* begin DATASET *

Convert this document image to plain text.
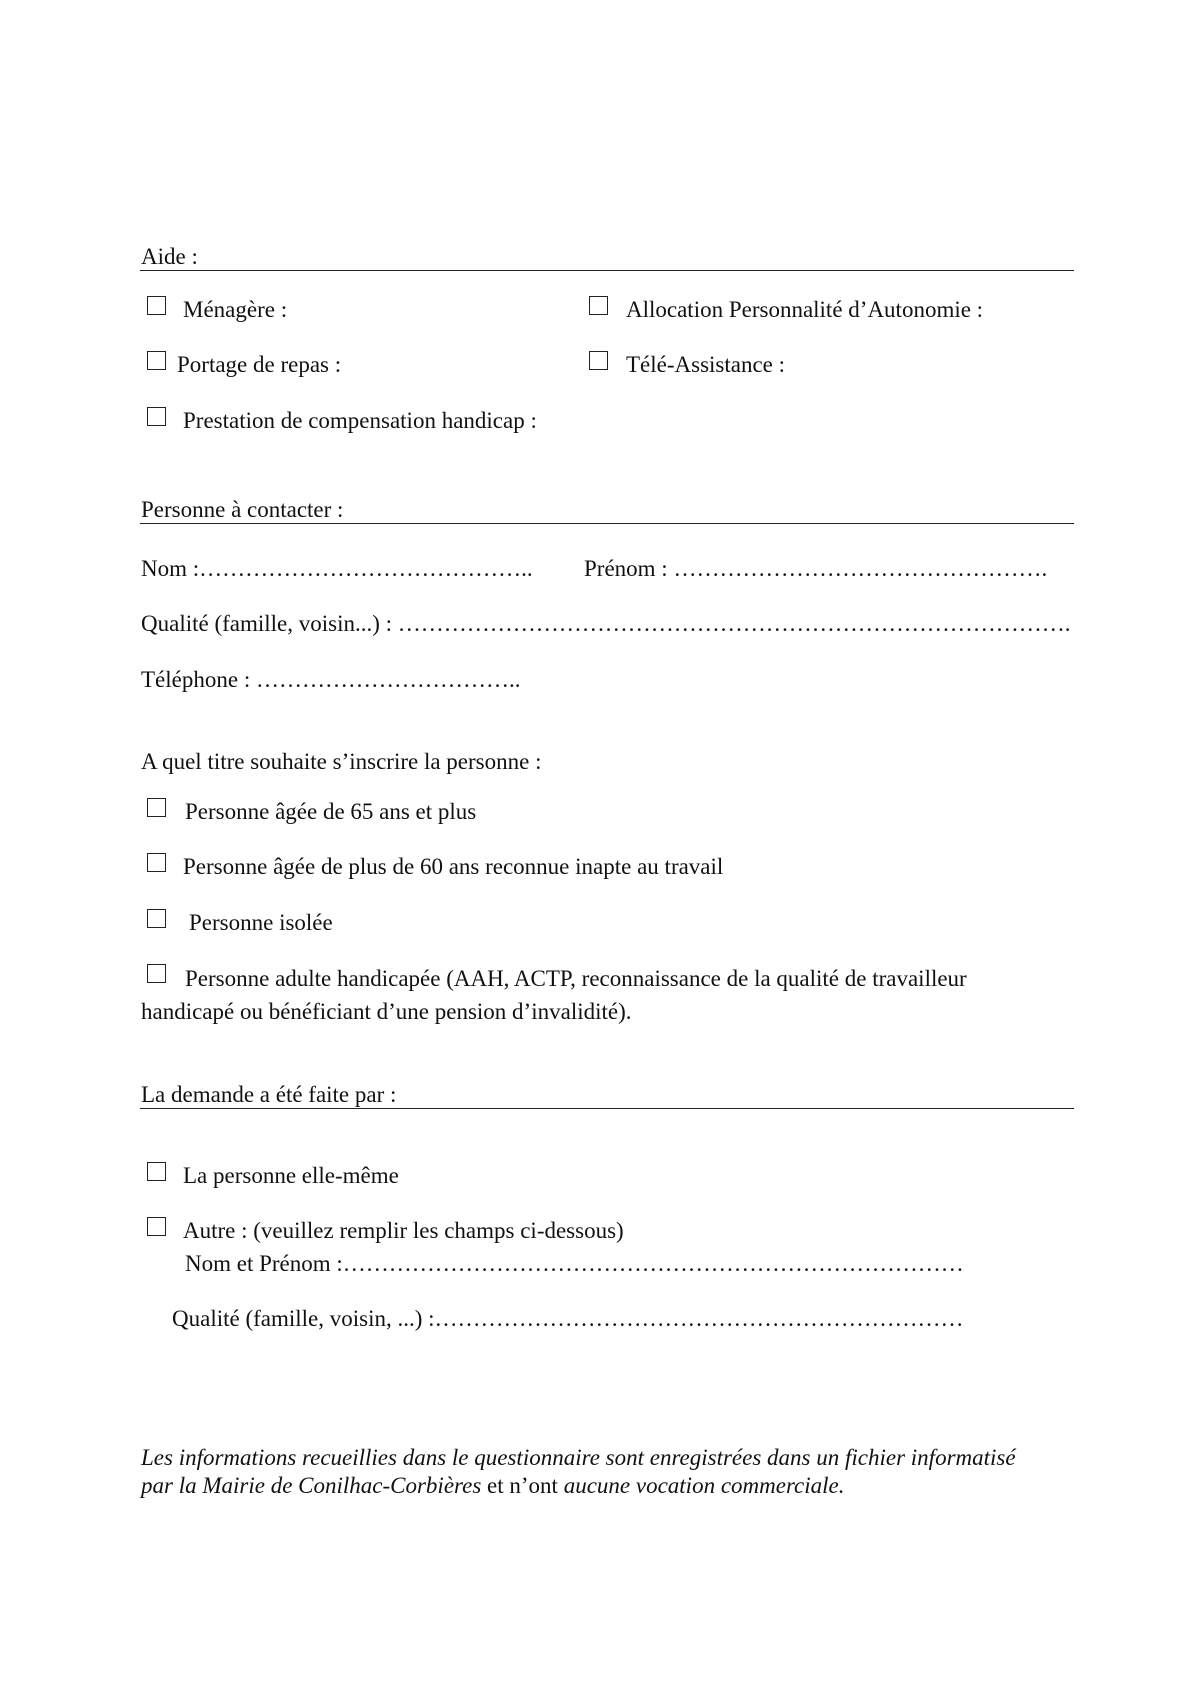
Aide :
Ménagère :	Allocation Personnalité d’Autonomie :
Portage de repas :	Télé-Assistance :
Prestation de compensation handicap :
Personne à contacter :
Nom :…………………………………….. Prénom : ………………………………………….
Qualité (famille, voisin...) : …………………………………………………………………………….
Téléphone : ……………………………..
A quel titre souhaite s’inscrire la personne :
Personne âgée de 65 ans et plus
Personne âgée de plus de 60 ans reconnue inapte au travail
Personne isolée
Personne adulte handicapée (AAH, ACTP, reconnaissance de la qualité de travailleur
handicapé ou bénéficiant d’une pension d’invalidité).
La demande a été faite par :
La personne elle-même
Autre : (veuillez remplir les champs ci-dessous)
Nom et Prénom :………………………………………………………………………
Qualité (famille, voisin, ...) :……………………………………………………………
Les informations recueillies dans le questionnaire sont enregistrées dans un fichier informatisé
par la Mairie de Conilhac-Corbières et n’ont aucune vocation commerciale.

* end DATASET *

### WHAT THIS TASK INVOLVES
Copy the material above exactly and drop the pictures.

### PROBLEM SOLUTION
Convert this document image to plain text.
Aide :
Ménagère :	Allocation Personnalité d’Autonomie :
Portage de repas :	Télé-Assistance :
Prestation de compensation handicap :
Personne à contacter :
Nom :…………………………………….. Prénom : ………………………………………….
Qualité (famille, voisin...) : …………………………………………………………………………….
Téléphone : ……………………………..
A quel titre souhaite s’inscrire la personne :
Personne âgée de 65 ans et plus
Personne âgée de plus de 60 ans reconnue inapte au travail
Personne isolée
Personne adulte handicapée (AAH, ACTP, reconnaissance de la qualité de travailleur
handicapé ou bénéficiant d’une pension d’invalidité).
La demande a été faite par :
La personne elle-même
Autre : (veuillez remplir les champs ci-dessous)
Nom et Prénom :………………………………………………………………………
Qualité (famille, voisin, ...) :……………………………………………………………
Les informations recueillies dans le questionnaire sont enregistrées dans un fichier informatisé
par la Mairie de Conilhac-Corbières et n’ont aucune vocation commerciale.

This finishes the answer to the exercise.